Show every line of the records below that contains the word "внешнего".

══════

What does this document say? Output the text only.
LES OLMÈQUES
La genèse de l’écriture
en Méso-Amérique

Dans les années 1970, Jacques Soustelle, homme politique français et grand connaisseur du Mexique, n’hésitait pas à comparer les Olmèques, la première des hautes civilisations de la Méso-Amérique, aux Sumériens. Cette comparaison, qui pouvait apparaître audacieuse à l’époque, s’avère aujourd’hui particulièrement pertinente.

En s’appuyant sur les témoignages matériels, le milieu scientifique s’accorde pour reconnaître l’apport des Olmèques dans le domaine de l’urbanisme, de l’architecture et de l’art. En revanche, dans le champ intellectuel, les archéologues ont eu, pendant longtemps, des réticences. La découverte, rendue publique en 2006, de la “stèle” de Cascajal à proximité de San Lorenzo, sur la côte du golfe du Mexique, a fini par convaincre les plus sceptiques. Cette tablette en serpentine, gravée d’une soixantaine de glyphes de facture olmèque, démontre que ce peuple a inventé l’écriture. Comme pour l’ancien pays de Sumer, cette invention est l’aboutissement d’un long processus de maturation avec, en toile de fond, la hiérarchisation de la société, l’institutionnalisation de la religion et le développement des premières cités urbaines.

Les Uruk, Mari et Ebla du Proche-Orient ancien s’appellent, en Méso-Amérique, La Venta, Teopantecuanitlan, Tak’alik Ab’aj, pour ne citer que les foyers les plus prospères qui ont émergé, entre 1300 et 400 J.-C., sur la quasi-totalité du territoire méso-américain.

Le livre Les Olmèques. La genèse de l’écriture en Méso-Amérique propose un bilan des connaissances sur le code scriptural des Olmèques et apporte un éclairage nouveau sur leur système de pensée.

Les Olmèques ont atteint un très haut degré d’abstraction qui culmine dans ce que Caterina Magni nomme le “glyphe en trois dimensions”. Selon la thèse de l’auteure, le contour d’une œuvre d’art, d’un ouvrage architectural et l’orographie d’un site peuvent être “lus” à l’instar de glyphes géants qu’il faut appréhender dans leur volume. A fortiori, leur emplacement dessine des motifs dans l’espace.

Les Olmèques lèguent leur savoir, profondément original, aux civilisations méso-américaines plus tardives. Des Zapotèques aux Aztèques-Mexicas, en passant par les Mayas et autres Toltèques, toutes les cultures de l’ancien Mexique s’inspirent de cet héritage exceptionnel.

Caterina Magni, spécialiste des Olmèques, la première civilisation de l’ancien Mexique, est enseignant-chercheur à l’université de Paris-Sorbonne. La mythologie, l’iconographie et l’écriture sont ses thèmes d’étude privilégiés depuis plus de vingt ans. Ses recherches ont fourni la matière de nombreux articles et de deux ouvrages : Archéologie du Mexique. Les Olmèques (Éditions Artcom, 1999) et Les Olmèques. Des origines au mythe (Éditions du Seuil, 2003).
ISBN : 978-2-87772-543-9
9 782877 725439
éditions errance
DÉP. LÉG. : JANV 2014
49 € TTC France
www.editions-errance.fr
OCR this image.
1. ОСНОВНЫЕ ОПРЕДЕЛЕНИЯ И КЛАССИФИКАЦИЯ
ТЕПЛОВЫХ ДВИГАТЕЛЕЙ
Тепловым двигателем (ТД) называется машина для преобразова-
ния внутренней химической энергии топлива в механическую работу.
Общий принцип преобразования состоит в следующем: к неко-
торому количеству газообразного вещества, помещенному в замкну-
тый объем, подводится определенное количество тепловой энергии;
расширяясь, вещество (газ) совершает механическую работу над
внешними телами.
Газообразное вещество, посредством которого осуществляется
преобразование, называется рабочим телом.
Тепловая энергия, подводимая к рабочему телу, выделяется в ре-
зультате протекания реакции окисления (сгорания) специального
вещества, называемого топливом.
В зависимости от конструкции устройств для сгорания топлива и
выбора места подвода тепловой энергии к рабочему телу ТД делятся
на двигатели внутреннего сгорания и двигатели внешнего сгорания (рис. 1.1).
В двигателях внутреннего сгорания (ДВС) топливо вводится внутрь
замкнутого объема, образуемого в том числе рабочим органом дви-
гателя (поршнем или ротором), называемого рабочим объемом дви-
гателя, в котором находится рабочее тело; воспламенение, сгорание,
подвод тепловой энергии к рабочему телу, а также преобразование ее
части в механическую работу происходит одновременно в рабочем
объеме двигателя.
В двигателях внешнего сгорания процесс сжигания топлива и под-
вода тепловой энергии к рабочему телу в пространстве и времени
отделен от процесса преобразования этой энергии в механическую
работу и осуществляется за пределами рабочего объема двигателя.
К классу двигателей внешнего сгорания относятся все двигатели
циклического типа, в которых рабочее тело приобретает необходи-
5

══════

## Output
на двигатели внутреннего сгорания и двигатели внешнего сгорания (рис. 1.1).
В двигателях внешнего сгорания процесс сжигания топлива и под-
К классу двигателей внешнего сгорания относятся все двигатели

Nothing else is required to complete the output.